── READING TEXT ──

What you see: docker push $CI_REGISTRY_IMAGE fails with errors about unknown blobs or invalid manifests.

Cause: The embedded registry lost its blob storage (e.g., after a docker volume rm glci-registry or glci system prune --all).

Fix:

# Rebuild and re-push — the registry volume was wiped
glci registry clean
glci run

“image blobs not found in local registry”#

What you see: glci registry pull fails with image blobs not found in local registry (image may have been proxied from upstream without caching blobs — re-push the image to persist it).

Cause: The image was pulled through the registry as a read-through cache hit. The manifest is stored locally but the blobs were streamed directly from upstream. Only images explicitly pushed to $CI_REGISTRY have their blobs stored.

Fix: Re-push the image from your pipeline (use docker push $CI_REGISTRY_IMAGE/...) so blobs are stored locally.

Insecure registry / TLS certificate errors#

What you see: x509: certificate signed by unknown authority or server gave HTTP response to HTTPS client when pulling from or pushing to the embedded registry.

Cause: The embedded registry uses a self-signed CA. glci automatically configures trust, but some scenarios break it:

Cause	Fix
DinD service container doesn’t trust the CA	glci should inject certs automatically. Check daemon logs for `warning: writing CA cert` errors. Restart daemon.
Colima VM doesn’t have the CA	Restart daemon — it installs CA certs via `colima ssh` on startup.
Buildkit/buildx doesn’t trust the CA	glci injects `buildkitd.toml` with the registry marked as insecure. If this fails, check `glci daemon logs` for buildkit config errors.

───
── SUPPLIED MATERIAL ──

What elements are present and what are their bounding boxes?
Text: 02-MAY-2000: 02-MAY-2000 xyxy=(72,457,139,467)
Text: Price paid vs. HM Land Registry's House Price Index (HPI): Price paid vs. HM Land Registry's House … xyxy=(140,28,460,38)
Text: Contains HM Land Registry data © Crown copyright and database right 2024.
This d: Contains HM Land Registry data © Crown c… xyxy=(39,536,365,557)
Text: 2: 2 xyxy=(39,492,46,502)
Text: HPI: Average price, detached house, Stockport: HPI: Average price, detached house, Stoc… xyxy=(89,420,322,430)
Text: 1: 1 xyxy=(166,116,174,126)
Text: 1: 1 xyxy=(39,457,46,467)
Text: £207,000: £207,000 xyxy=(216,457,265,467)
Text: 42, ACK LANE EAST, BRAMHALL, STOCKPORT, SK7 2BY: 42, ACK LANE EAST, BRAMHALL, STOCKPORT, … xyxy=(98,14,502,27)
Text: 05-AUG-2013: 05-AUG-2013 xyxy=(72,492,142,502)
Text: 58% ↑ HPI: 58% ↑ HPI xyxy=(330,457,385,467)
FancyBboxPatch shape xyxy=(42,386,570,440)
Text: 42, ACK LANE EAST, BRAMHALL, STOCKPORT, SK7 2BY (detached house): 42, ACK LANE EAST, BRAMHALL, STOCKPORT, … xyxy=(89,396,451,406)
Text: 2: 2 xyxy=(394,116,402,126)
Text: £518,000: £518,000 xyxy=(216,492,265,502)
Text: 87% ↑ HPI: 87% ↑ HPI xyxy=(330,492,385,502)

───

> [WHAT YOU NEED TO DO] Continue the glci registry troubleshooting text from where it stops.

> [REPLY TO THE TASK]
Stale certs after daemon restart	Delete cert dirs and restart: `rm -rf ~/.glci/registry-certs* && glci daemon stop --force && glci daemon start`

Cross-platform image issues#

What you see: exec format error when running containers, or build failures with wrong-architecture binaries.

Cause: The image was built for a different CPU architecture (e.g., amd64 image on Apple Silicon).

Fix:

# Ensure QEMU binfmt handlers are registered (glci does this automatically)
docker run --privileged --rm tonistiigi/binfmt --install all

# For Colima with Rosetta (preferred for Apple Silicon)
colima stop
colima delete
colima start --vm-type=vz --vz-rosetta --cpu 12 --memory 16

If glci daemon logs shows warning: could not install QEMU binfmt handlers, QEMU registration failed. Run the docker run --privileged command above manually.

`$CI_REGISTRY` images fail with wrong platform#

What you see: Jobs that use $CI_REGISTRY/... as their image fail with no matching manifest for linux/arm64/v8 (or another platform) even though the image exists on the real registry.

Pulling docker image 127.0.0.1:32768/group/project/image:v1.0 ...
ERROR: Job failed: failed to pull image "127.0.0.1:32768/group/project/image:v1.0"
  with specified policies [if-not-present]: Error response from daemon:
  no matching manifest for linux/arm64/v8 in the manifest list entries

Cause: $CI_REGISTRY resolves to the embedded registry (127.0.0.1:<port>), which proxies the image from upstream. When the upstream image is a multi-arch manifest list, the local Docker daemon selects its native platform (e.g., linux/arm64 on Apple Silicon), but the image may only provide linux/amd64 manifests.

This is common with projects that reference $CI_REGISTRY images to avoid external dependencies.

Fix: Two approaches:

Push multi-arch images — if you control the upstream images, build and push them as multi-arch manifests (e.g., with docker buildx build --platform linux/amd64,linux/arm64). This fixes the problem at the source for all consumers.
Use per-job field overrides to force the correct platform without touching .gitlab-ci.yml:

# .glciconfig.toml

# Nested form
[jobs."renovate_validate".image.docker]
platform = "linux/amd64"

# Or flat dotted key form (equivalent)
[jobs."renovate_validate"]
"image.docker.platform" = "linux/amd64"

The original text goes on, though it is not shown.